Stored entries
## START
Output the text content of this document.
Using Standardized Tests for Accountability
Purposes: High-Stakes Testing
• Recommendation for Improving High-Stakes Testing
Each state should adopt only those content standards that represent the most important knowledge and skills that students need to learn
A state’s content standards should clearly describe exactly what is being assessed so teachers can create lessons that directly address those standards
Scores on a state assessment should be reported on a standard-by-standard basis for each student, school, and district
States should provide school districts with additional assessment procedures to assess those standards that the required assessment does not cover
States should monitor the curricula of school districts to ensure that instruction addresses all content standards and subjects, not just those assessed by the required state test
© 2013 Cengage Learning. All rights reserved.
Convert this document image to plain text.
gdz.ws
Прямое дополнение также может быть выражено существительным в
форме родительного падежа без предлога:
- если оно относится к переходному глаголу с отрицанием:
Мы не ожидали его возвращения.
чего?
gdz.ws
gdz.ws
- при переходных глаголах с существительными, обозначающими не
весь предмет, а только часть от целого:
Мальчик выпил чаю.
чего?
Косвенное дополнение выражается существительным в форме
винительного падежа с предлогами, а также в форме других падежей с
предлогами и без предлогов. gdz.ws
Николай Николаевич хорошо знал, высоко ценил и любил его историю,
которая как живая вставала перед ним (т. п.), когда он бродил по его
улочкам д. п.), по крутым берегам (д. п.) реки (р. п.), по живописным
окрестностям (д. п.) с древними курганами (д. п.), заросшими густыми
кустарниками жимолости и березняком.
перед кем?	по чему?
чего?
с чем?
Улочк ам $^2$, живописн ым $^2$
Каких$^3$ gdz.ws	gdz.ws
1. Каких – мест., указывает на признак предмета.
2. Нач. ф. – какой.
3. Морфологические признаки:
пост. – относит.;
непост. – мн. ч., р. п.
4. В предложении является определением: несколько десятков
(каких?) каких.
## END
**Directions for this task**
Copy all the records above precisely.

**Finished task**
Output the text content of this document.
Using Standardized Tests for Accountability
Purposes: High-Stakes Testing
• Recommendation for Improving High-Stakes Testing
Each state should adopt only those content standards that represent the most important knowledge and skills that students need to learn
A state’s content standards should clearly describe exactly what is being assessed so teachers can create lessons that directly address those standards
Scores on a state assessment should be reported on a standard-by-standard basis for each student, school, and district
States should provide school districts with additional assessment procedures to assess those standards that the required assessment does not cover
States should monitor the curricula of school districts to ensure that instruction addresses all content standards and subjects, not just those assessed by the required state test
© 2013 Cengage Learning. All rights reserved.
Convert this document image to plain text.
gdz.ws
Прямое дополнение также может быть выражено существительным в
форме родительного падежа без предлога:
- если оно относится к переходному глаголу с отрицанием:
Мы не ожидали его возвращения.
чего?
gdz.ws
gdz.ws
- при переходных глаголах с существительными, обозначающими не
весь предмет, а только часть от целого:
Мальчик выпил чаю.
чего?
Косвенное дополнение выражается существительным в форме
винительного падежа с предлогами, а также в форме других падежей с
предлогами и без предлогов. gdz.ws
Николай Николаевич хорошо знал, высоко ценил и любил его историю,
которая как живая вставала перед ним (т. п.), когда он бродил по его
улочкам д. п.), по крутым берегам (д. п.) реки (р. п.), по живописным
окрестностям (д. п.) с древними курганами (д. п.), заросшими густыми
кустарниками жимолости и березняком.
перед кем?	по чему?
чего?
с чем?
Улочк ам $^2$, живописн ым $^2$
Каких$^3$ gdz.ws	gdz.ws
1. Каких – мест., указывает на признак предмета.
2. Нач. ф. – какой.
3. Морфологические признаки:
пост. – относит.;
непост. – мн. ч., р. п.
4. В предложении является определением: несколько десятков
(каких?) каких.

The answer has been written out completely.